本文抜粋:
もう一つは「ゼカリヤ書」です。9章にはギリシヤの歴史、11章にはローマの歴史、特に紀元70年にエルサレムの神殿を破壊し、ユダヤ人を世界離散の民にした出来事が預言として記されています。

そして聖書時代を越えて語られているのは「離散と再集合の歴史」です。イエス様は、ユダヤ人が神を退け、実にその御子までをも退けたことによって、エルサレムが破壊されることを泣きながら予告されました。

ああ、エルサレム、エルサレム。預言者たちを殺し、自分に遣わされた人たちを石で打つ者。わたしは、めんどりがひなを翼の下に集めるように、あなたの子らを幾たび集めようとしたことか。それなのに、あなたがたはそれを好まなかった。見なさい。あなたがたの家は荒れ果てたままに残される。あなたがたに告げます。『祝福あれ。主の御名によって来られる方に。』とあなたがたが言うときまで、あなたがたは今後決してわたしを見ることはありません。(マタイ23:37-39)」

「荒れ果てたままに残される」ということが紀元70年から始まり、厳密に言えば今に至るまでその状態が続いています。エルサレムに神殿がなく、他の者に荒らされているということであり、「神殿の丘」に、イスラムの「岩のドーム」がある事実がそれを物語っています。

そしてそれが終わるのが、ユダヤ人指導者が「祝福あれ。主の御名によって来られる方に。」と言う時であるのですが、それはイエス様が再び戻ってこられて、彼らがイエスこそがメシヤであることを気づく時です。そしてルカ21章24節によると、「人々は、剣の刃に倒れ、捕虜となってあらゆる国に連れて行かれ、異邦人の時の終わるまで、エルサレムは異邦人に踏み荒らされます。(ルカ21:24)」とあり、この時代が「異邦人の時」とイエス様は呼ばれます。

したがって、その後の離散の歴史とエルサレムが異邦人の支配を受けていた時代を知ることは大事なのです。

その2に続く)

今一番、世界が見ないもの その2

その1からの続き)

③ 暗闇の中にある光を伝える

私たちの主イエス・キリストは、むごたらしい死を遂げられた後、よみがえられました。暗闇の中に光を投じられました。この復活の命は、世の終わりに至るまで続きます。世は確かに悪くなっていく一方です。けれども同時に、その暗闇の中で主の御霊の力強い働きが同時進行で、同じ場所で起こっているのです。

それを知るのに良い書物は黙示録です。人々は黙示録は恐ろしいといいます。神の裁きの部分に衝撃を受けて、その他の部分や全体の流れを見失っているからそうなるのです。裁きの前に主は天における情景をはっきりとお見せになりました(4‐5章)。そして、裁きが行なわれている間も、天における讃美と礼拝を書き記しています。そして地上においては、そのような恐ろしい災いがあるにも関わらず、それでも救われる人々(注:教会ではなく、患難中に信仰を持つ聖徒たち)を神が起こしてくださっている姿を見ます。そして最後の呼びかけは、「渇いているものは、ただでいのちの水を飲みなさい」というものです。

抽出資料:

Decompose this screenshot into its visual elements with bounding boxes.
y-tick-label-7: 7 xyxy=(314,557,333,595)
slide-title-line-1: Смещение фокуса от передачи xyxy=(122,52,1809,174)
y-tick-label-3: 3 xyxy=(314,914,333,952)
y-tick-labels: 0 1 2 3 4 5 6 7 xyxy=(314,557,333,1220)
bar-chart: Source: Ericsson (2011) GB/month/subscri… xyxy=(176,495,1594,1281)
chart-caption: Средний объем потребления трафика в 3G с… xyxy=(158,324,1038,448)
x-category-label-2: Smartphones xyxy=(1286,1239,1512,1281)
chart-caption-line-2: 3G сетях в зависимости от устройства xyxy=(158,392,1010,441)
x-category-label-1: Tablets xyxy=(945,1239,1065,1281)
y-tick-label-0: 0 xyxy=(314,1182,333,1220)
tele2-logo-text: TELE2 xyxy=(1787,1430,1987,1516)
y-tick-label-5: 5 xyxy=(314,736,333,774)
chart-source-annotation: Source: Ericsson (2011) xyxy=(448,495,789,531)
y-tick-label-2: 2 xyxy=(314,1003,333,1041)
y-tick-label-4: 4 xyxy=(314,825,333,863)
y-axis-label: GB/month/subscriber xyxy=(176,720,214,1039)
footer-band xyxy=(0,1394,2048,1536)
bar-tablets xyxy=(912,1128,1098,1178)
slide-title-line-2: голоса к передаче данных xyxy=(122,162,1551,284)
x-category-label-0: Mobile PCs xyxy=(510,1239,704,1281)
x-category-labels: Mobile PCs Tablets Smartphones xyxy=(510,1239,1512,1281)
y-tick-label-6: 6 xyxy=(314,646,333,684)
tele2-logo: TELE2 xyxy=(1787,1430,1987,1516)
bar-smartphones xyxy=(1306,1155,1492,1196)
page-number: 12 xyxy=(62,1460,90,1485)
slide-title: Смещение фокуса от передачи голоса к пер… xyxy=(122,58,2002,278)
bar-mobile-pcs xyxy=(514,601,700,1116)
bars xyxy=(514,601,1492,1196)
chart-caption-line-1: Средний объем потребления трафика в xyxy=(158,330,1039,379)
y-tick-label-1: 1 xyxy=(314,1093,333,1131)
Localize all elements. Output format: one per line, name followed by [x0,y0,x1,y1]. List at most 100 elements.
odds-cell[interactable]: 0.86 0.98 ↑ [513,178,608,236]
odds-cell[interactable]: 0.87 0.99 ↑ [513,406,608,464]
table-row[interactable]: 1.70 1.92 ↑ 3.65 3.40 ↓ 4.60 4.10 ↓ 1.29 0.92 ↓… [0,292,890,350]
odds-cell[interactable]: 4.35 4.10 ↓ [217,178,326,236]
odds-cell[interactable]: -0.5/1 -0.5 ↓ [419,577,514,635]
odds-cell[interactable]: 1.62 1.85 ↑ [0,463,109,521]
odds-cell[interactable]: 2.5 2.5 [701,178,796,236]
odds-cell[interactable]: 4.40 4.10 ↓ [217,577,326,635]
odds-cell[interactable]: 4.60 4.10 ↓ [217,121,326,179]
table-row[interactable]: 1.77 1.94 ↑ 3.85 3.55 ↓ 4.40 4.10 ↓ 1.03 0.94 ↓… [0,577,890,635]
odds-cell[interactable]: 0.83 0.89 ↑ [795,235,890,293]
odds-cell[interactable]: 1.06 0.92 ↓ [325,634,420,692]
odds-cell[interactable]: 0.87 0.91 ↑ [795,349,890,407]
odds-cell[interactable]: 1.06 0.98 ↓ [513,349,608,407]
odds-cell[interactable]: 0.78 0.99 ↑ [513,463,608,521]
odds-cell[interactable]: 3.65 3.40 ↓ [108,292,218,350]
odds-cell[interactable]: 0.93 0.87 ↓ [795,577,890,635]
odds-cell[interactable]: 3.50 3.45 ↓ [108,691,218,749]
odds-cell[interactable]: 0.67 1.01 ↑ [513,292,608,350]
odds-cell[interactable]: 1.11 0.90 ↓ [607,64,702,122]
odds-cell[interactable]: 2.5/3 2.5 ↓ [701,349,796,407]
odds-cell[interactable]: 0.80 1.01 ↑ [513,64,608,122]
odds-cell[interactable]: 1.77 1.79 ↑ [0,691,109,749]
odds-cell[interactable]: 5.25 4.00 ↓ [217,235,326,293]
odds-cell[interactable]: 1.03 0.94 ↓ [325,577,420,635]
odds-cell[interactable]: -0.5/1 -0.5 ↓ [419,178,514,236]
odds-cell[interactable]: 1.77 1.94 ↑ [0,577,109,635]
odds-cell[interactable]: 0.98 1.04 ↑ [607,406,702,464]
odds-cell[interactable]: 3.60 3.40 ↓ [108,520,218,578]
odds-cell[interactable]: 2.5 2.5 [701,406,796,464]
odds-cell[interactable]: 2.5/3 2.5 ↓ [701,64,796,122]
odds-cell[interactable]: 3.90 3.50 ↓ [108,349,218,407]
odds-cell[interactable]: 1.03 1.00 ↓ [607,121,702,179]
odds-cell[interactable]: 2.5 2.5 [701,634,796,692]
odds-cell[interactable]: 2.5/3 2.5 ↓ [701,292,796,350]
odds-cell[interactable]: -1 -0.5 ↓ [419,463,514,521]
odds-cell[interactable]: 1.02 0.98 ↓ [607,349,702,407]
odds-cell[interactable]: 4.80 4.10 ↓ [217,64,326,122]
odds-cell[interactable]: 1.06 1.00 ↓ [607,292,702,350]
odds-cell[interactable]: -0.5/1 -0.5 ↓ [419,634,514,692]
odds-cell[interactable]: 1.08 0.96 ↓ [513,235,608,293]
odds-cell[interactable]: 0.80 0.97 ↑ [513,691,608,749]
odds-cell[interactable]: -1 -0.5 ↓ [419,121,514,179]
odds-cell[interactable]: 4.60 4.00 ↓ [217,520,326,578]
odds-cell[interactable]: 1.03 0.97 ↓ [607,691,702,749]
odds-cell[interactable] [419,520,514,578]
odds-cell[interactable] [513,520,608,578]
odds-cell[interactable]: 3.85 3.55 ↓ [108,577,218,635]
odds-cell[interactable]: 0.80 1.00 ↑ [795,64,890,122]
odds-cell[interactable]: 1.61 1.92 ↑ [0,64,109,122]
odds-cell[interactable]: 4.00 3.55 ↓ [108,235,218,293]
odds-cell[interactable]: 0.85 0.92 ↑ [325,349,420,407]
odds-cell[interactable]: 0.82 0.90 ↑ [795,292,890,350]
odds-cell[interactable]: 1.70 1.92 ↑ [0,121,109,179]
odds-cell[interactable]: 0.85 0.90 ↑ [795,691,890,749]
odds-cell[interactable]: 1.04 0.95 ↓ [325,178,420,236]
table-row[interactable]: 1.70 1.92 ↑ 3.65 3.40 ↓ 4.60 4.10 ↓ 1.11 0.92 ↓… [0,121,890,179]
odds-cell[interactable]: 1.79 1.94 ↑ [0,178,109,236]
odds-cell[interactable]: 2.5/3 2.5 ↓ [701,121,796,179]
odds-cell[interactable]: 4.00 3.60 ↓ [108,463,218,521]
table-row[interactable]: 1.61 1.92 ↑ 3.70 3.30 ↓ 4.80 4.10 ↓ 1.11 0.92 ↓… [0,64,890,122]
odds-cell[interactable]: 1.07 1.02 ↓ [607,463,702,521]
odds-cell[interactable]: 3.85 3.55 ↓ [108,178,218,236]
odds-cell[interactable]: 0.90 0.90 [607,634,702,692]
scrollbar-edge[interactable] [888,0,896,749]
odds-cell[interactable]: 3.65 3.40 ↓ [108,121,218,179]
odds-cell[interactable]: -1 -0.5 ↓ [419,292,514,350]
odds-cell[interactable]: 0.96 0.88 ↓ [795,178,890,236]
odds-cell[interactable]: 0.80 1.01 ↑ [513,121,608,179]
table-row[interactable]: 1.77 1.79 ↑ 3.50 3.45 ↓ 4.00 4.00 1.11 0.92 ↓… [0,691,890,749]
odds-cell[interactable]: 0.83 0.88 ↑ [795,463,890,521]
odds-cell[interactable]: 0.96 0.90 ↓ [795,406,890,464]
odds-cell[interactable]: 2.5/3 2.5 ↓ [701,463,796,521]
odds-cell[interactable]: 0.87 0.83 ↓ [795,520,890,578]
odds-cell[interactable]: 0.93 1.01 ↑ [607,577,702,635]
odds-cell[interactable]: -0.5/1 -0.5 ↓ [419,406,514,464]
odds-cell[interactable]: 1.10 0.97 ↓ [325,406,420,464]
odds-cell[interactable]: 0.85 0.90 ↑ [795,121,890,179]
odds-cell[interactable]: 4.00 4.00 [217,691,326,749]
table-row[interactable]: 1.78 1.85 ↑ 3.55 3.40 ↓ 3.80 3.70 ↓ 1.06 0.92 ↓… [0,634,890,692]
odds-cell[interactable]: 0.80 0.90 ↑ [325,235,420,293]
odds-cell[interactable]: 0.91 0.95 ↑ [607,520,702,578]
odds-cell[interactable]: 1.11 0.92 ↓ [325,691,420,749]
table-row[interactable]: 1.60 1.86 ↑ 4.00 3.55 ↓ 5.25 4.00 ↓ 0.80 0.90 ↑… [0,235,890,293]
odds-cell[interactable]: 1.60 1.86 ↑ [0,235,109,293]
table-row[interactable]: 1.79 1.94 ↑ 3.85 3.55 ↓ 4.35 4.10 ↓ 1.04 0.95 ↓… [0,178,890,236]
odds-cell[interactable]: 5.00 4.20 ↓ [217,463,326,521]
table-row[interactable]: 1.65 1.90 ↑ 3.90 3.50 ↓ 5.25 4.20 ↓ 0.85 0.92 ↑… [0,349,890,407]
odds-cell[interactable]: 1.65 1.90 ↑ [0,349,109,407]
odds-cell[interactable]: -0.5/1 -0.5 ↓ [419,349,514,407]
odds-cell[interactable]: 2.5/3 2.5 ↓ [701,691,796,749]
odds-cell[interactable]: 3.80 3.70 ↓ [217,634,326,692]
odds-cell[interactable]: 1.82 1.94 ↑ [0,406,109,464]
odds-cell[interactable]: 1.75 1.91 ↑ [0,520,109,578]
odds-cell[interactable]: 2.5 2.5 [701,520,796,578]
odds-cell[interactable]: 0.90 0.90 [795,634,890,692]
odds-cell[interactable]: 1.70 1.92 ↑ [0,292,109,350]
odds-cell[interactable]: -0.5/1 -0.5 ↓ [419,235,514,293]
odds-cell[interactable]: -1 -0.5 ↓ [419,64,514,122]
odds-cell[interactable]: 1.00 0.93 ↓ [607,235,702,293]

課題の指示:
聖書の預言と黙示録について述べた文章を、最後の文の後から書き継ぎなさい。 資料はこの課題には関係しません。

解答例:
ですから、地震による被害で今も苦しんでいるハイチで、驚くべき神の御業を見ることができるのです。(記事

昨日の報道で、エジプトにおける選挙の結果、ムスリム同胞団を始めとするイスラム党が70パーセントを占めたという暗いニュースがある一方で、以下のような報道があるのです。

想像を超えた希望
五千人から一万人のクリスチャンが、タハリール広場で大晦日に集会を開いたそうです。ちなみにリンク先のSAT7は、中東地域とイスラム圏に衛星放送で福音を届けている局であり、今、神が世界で行なわれている御業の最先端を報道していると言って良いでしょう。

確かにコプト教会は迫害を受けています。けれども、カイロ郊外のスラムで始まった「洞窟教会」は、今、このような礼拝賛美を捧げています。

この記事と、次の御言葉を重ね合わせてください。「それがエジプトの国で、万軍の主のしるしとなり、あかしとなる。彼らがしいたげられて主に叫ぶとき、主は、彼らのために戦って彼らを救い出す救い主を送られる。そのようにして主はエジプト人にご自身を示し、その日、エジプト人は主を知り、いけにえとささげ物をもって仕え、主に誓願を立ててこれを果たす。主はエジプト人を打ち、打って彼らをいやされる。彼らが主に立ち返れば、彼らの願いを聞き入れ、彼らをいやされる。(イザヤ19:20-22)」

イランも激しい人権弾圧が行なわれています。しかし、リバイバルが爆発的に起こっており、米国からはペルシヤ語による福音宣教放送が行なわれているのです。(Youtubeビデオ)これによって、毎週、イエス様を受け入れると反応している人が1000人もいるとのことです!

この国にも希望の預言があります。「わたしはエラム(イランの古代の国名)にわたしの王座を置き、王や首長たちをそこから滅ぼす。・・主の御告げ。・・しかし、終わりの日になると、わたしはエラムの捕われ人を帰らせる。・・主の御告げ。・・(エレミヤ49:38-39)」

これらが、私たちキリスト者が最も注目しなければいけない流れであり、同時に、世界がもっとも注目しない、あるいは報道しない出来事であります。私たちは世から一歩進み出て、この聖霊の流れの深みにまで潜らなければいけません!

④ 感謝と祈りを捧げる

ツイッターで、カルバリーチャペル西東京の牧師、再び山東さんが良いコメントを残しています。

原発や国政に意見を唱えると同じだけ、いやそれ以上、指導者を覚えて祈ることが求められている。そせて、神がそのことも支配し、運んでいる視野を忘れてはならない。1テモテ2:1から思う。
https://twitter.com/#!/Santou/status/160507559193739267

金曜の夜、健康ランドで教会の男性会を持ちましたが、そこで話題に上がったのが「日本には感謝が足りない。」ということでした、現代日本人は問題を指摘することには長けていますが、感謝すること、そして執り成しの祈りをすることには非常に後進的であります。モンスターペアレントのようになっています。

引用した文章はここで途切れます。